The request ▸
Repeat the entire listing exactly.
================
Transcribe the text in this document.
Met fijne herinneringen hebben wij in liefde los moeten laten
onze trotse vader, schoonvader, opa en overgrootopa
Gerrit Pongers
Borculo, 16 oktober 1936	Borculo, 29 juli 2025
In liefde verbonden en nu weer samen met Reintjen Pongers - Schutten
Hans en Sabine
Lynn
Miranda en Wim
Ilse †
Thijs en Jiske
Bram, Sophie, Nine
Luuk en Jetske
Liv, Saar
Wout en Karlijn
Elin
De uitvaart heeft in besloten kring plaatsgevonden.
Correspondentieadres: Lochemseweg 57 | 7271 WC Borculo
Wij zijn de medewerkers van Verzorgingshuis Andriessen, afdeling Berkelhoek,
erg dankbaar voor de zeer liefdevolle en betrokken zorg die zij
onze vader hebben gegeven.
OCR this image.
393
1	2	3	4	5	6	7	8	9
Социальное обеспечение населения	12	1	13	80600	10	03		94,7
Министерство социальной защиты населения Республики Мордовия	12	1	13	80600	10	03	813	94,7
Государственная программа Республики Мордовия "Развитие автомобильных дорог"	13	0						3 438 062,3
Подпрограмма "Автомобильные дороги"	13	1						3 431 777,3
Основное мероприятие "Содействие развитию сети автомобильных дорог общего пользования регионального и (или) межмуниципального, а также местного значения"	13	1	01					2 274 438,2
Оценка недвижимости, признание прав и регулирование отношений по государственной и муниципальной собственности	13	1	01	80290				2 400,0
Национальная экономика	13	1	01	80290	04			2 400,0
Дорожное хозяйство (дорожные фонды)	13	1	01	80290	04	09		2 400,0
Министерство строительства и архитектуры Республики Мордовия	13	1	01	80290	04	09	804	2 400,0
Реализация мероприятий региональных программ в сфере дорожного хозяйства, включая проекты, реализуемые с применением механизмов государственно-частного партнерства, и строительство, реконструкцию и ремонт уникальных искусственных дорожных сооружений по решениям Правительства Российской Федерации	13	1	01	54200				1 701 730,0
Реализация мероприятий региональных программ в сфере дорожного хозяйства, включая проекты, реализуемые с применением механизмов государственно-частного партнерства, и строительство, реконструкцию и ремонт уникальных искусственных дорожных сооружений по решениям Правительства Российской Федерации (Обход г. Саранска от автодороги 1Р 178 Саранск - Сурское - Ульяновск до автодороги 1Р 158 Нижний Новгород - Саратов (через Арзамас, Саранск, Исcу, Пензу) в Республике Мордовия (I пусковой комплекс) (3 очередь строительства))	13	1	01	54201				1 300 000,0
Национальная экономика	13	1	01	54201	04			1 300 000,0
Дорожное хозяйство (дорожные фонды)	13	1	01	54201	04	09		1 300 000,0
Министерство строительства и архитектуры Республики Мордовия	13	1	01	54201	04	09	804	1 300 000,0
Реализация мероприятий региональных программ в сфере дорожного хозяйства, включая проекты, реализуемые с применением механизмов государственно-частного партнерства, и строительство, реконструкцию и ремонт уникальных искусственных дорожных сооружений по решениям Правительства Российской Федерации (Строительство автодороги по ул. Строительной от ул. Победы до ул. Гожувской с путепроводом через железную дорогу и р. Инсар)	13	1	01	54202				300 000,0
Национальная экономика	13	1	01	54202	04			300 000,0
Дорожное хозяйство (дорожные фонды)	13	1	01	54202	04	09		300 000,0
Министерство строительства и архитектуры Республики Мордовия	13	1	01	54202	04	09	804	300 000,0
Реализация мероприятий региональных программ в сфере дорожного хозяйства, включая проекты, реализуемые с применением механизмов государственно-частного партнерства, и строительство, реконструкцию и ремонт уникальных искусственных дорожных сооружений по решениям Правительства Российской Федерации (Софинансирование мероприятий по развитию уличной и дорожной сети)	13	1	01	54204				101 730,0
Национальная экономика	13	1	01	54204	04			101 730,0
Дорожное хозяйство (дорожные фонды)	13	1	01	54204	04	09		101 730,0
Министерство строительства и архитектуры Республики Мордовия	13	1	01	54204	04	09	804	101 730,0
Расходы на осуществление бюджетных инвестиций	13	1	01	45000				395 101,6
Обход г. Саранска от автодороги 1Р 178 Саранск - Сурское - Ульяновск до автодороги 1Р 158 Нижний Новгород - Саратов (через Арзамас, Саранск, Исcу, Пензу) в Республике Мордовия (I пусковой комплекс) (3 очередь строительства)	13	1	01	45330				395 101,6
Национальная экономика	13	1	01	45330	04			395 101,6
================
Answer in full ▸
Transcribe the text in this document.
Met fijne herinneringen hebben wij in liefde los moeten laten
onze trotse vader, schoonvader, opa en overgrootopa
Gerrit Pongers
Borculo, 16 oktober 1936	Borculo, 29 juli 2025
In liefde verbonden en nu weer samen met Reintjen Pongers - Schutten
Hans en Sabine
Lynn
Miranda en Wim
Ilse †
Thijs en Jiske
Bram, Sophie, Nine
Luuk en Jetske
Liv, Saar
Wout en Karlijn
Elin
De uitvaart heeft in besloten kring plaatsgevonden.
Correspondentieadres: Lochemseweg 57 | 7271 WC Borculo
Wij zijn de medewerkers van Verzorgingshuis Andriessen, afdeling Berkelhoek,
erg dankbaar voor de zeer liefdevolle en betrokken zorg die zij
onze vader hebben gegeven.
OCR this image.
393
1	2	3	4	5	6	7	8	9
Социальное обеспечение населения	12	1	13	80600	10	03		94,7
Министерство социальной защиты населения Республики Мордовия	12	1	13	80600	10	03	813	94,7
Государственная программа Республики Мордовия "Развитие автомобильных дорог"	13	0						3 438 062,3
Подпрограмма "Автомобильные дороги"	13	1						3 431 777,3
Основное мероприятие "Содействие развитию сети автомобильных дорог общего пользования регионального и (или) межмуниципального, а также местного значения"	13	1	01					2 274 438,2
Оценка недвижимости, признание прав и регулирование отношений по государственной и муниципальной собственности	13	1	01	80290				2 400,0
Национальная экономика	13	1	01	80290	04			2 400,0
Дорожное хозяйство (дорожные фонды)	13	1	01	80290	04	09		2 400,0
Министерство строительства и архитектуры Республики Мордовия	13	1	01	80290	04	09	804	2 400,0
Реализация мероприятий региональных программ в сфере дорожного хозяйства, включая проекты, реализуемые с применением механизмов государственно-частного партнерства, и строительство, реконструкцию и ремонт уникальных искусственных дорожных сооружений по решениям Правительства Российской Федерации	13	1	01	54200				1 701 730,0
Реализация мероприятий региональных программ в сфере дорожного хозяйства, включая проекты, реализуемые с применением механизмов государственно-частного партнерства, и строительство, реконструкцию и ремонт уникальных искусственных дорожных сооружений по решениям Правительства Российской Федерации (Обход г. Саранска от автодороги 1Р 178 Саранск - Сурское - Ульяновск до автодороги 1Р 158 Нижний Новгород - Саратов (через Арзамас, Саранск, Исcу, Пензу) в Республике Мордовия (I пусковой комплекс) (3 очередь строительства))	13	1	01	54201				1 300 000,0
Национальная экономика	13	1	01	54201	04			1 300 000,0
Дорожное хозяйство (дорожные фонды)	13	1	01	54201	04	09		1 300 000,0
Министерство строительства и архитектуры Республики Мордовия	13	1	01	54201	04	09	804	1 300 000,0
Реализация мероприятий региональных программ в сфере дорожного хозяйства, включая проекты, реализуемые с применением механизмов государственно-частного партнерства, и строительство, реконструкцию и ремонт уникальных искусственных дорожных сооружений по решениям Правительства Российской Федерации (Строительство автодороги по ул. Строительной от ул. Победы до ул. Гожувской с путепроводом через железную дорогу и р. Инсар)	13	1	01	54202				300 000,0
Национальная экономика	13	1	01	54202	04			300 000,0
Дорожное хозяйство (дорожные фонды)	13	1	01	54202	04	09		300 000,0
Министерство строительства и архитектуры Республики Мордовия	13	1	01	54202	04	09	804	300 000,0
Реализация мероприятий региональных программ в сфере дорожного хозяйства, включая проекты, реализуемые с применением механизмов государственно-частного партнерства, и строительство, реконструкцию и ремонт уникальных искусственных дорожных сооружений по решениям Правительства Российской Федерации (Софинансирование мероприятий по развитию уличной и дорожной сети)	13	1	01	54204				101 730,0
Национальная экономика	13	1	01	54204	04			101 730,0
Дорожное хозяйство (дорожные фонды)	13	1	01	54204	04	09		101 730,0
Министерство строительства и архитектуры Республики Мордовия	13	1	01	54204	04	09	804	101 730,0
Расходы на осуществление бюджетных инвестиций	13	1	01	45000				395 101,6
Обход г. Саранска от автодороги 1Р 178 Саранск - Сурское - Ульяновск до автодороги 1Р 158 Нижний Новгород - Саратов (через Арзамас, Саранск, Исcу, Пензу) в Республике Мордовия (I пусковой комплекс) (3 очередь строительства)	13	1	01	45330				395 101,6
Национальная экономика	13	1	01	45330	04			395 101,6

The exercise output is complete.